## THE PROBLEM
Write out, precisely and in full, each line of the material.
########################################
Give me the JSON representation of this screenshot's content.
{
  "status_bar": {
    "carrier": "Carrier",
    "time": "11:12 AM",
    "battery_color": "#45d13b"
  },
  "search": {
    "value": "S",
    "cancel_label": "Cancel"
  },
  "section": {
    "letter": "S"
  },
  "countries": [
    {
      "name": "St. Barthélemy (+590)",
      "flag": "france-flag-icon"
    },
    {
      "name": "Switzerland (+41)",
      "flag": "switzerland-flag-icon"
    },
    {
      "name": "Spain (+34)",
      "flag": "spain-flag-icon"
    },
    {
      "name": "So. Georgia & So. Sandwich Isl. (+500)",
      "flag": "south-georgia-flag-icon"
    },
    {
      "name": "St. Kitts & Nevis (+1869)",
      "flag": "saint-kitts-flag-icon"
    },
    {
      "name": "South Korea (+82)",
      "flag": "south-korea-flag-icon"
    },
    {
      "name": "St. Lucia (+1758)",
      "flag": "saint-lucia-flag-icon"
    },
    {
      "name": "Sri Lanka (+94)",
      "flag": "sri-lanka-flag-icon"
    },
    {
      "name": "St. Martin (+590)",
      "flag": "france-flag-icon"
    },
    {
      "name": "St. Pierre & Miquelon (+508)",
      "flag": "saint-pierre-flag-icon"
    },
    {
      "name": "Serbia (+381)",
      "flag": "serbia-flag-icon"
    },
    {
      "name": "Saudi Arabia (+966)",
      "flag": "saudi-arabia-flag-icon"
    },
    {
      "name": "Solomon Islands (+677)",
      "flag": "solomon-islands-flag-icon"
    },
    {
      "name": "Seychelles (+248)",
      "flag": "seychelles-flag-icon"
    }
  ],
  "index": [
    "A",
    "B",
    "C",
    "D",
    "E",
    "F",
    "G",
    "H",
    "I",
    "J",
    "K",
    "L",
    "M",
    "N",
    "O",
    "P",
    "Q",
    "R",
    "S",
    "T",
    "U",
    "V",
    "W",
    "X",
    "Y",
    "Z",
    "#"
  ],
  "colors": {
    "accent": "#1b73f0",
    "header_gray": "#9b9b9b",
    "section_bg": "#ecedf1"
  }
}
########################################
## ANSWER FOR THIS EXERCISE
Give me the JSON representation of this screenshot's content.
{
  "status_bar": {
    "carrier": "Carrier",
    "time": "11:12 AM",
    "battery_color": "#45d13b"
  },
  "search": {
    "value": "S",
    "cancel_label": "Cancel"
  },
  "section": {
    "letter": "S"
  },
  "countries": [
    {
      "name": "St. Barthélemy (+590)",
      "flag": "france-flag-icon"
    },
    {
      "name": "Switzerland (+41)",
      "flag": "switzerland-flag-icon"
    },
    {
      "name": "Spain (+34)",
      "flag": "spain-flag-icon"
    },
    {
      "name": "So. Georgia & So. Sandwich Isl. (+500)",
      "flag": "south-georgia-flag-icon"
    },
    {
      "name": "St. Kitts & Nevis (+1869)",
      "flag": "saint-kitts-flag-icon"
    },
    {
      "name": "South Korea (+82)",
      "flag": "south-korea-flag-icon"
    },
    {
      "name": "St. Lucia (+1758)",
      "flag": "saint-lucia-flag-icon"
    },
    {
      "name": "Sri Lanka (+94)",
      "flag": "sri-lanka-flag-icon"
    },
    {
      "name": "St. Martin (+590)",
      "flag": "france-flag-icon"
    },
    {
      "name": "St. Pierre & Miquelon (+508)",
      "flag": "saint-pierre-flag-icon"
    },
    {
      "name": "Serbia (+381)",
      "flag": "serbia-flag-icon"
    },
    {
      "name": "Saudi Arabia (+966)",
      "flag": "saudi-arabia-flag-icon"
    },
    {
      "name": "Solomon Islands (+677)",
      "flag": "solomon-islands-flag-icon"
    },
    {
      "name": "Seychelles (+248)",
      "flag": "seychelles-flag-icon"
    }
  ],
  "index": [
    "A",
    "B",
    "C",
    "D",
    "E",
    "F",
    "G",
    "H",
    "I",
    "J",
    "K",
    "L",
    "M",
    "N",
    "O",
    "P",
    "Q",
    "R",
    "S",
    "T",
    "U",
    "V",
    "W",
    "X",
    "Y",
    "Z",
    "#"
  ],
  "colors": {
    "accent": "#1b73f0",
    "header_gray": "#9b9b9b",
    "section_bg": "#ecedf1"
  }
}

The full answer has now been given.